:: Short exercise ::
Read the listing and extract each line that includes the word "title".

:: Extracted data ::
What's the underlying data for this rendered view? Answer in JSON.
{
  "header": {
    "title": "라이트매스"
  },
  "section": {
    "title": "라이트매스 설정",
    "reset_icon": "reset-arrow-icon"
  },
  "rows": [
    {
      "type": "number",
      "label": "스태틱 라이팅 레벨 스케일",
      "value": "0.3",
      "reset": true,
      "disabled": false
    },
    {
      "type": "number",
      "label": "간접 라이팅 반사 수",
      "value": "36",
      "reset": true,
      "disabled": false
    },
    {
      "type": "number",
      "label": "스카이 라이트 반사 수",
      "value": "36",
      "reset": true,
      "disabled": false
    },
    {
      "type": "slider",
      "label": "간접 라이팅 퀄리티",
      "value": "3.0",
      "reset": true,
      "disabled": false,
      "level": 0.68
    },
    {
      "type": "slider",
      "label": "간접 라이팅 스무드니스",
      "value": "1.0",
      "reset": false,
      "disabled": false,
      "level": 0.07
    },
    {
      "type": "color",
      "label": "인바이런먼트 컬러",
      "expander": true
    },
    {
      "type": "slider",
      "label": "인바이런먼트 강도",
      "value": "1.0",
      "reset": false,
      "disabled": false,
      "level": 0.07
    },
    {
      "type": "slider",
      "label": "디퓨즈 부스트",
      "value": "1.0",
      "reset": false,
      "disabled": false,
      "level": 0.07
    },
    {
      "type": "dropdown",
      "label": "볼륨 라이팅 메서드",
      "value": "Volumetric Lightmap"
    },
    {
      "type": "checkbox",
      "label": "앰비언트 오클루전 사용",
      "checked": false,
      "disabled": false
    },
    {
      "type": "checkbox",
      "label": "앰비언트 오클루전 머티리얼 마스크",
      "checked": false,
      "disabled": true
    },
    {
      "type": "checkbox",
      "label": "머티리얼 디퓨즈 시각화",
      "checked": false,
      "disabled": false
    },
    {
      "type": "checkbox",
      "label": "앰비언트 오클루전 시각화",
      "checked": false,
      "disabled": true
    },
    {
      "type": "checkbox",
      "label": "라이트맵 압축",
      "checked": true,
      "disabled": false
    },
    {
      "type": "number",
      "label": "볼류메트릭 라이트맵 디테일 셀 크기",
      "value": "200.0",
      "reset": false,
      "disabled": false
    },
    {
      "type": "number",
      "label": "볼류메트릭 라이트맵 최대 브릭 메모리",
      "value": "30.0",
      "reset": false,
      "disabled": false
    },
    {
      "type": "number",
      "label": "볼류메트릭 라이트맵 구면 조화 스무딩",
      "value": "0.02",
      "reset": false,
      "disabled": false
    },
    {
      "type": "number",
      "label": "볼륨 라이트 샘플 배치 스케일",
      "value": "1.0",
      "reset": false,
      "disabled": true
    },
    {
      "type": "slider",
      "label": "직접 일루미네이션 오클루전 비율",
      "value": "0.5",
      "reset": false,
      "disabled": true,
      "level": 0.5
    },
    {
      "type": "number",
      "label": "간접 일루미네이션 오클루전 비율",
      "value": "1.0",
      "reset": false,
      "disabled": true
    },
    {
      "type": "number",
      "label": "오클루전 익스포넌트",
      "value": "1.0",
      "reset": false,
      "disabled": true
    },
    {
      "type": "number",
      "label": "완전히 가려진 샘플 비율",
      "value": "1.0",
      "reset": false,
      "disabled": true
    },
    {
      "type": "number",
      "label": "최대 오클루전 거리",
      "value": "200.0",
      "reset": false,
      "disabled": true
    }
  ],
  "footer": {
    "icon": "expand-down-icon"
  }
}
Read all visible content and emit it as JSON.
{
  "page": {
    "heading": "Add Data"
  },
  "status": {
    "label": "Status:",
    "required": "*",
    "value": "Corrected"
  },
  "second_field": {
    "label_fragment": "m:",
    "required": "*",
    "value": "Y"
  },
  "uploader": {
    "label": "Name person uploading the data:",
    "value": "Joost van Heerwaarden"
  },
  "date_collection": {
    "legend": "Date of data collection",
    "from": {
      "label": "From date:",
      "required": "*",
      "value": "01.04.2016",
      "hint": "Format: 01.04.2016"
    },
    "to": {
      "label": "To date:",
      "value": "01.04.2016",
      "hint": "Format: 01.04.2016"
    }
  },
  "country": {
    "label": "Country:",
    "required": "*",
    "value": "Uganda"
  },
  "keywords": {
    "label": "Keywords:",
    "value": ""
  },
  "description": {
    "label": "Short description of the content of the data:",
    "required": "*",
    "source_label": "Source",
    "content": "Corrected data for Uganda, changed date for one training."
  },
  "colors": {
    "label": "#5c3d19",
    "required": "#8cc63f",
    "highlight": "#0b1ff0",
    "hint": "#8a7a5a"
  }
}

==

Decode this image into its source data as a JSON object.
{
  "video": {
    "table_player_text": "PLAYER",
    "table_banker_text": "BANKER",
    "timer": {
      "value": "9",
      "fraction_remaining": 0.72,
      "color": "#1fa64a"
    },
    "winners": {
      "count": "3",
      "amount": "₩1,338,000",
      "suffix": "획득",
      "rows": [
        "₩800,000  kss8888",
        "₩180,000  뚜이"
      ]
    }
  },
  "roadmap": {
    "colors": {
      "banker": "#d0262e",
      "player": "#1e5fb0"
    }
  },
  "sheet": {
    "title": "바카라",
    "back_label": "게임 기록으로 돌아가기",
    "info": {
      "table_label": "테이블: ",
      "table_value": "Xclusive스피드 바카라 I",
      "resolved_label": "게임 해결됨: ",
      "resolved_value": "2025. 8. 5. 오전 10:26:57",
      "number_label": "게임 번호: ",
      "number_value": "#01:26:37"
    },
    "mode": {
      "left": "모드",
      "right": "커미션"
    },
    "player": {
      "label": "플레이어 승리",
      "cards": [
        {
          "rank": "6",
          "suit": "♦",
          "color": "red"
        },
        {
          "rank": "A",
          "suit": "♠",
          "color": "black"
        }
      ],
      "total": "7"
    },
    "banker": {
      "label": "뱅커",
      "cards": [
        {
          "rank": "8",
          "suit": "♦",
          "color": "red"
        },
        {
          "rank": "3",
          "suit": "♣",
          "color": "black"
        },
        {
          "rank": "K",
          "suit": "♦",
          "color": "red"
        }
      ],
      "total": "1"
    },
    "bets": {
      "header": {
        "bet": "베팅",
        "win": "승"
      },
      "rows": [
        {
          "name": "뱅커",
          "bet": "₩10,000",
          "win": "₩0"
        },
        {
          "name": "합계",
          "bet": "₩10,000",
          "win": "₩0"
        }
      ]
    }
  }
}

:: Finished answer ::
    "title": "라이트매스"
    "title": "라이트매스 설정",
    "title": "바카라",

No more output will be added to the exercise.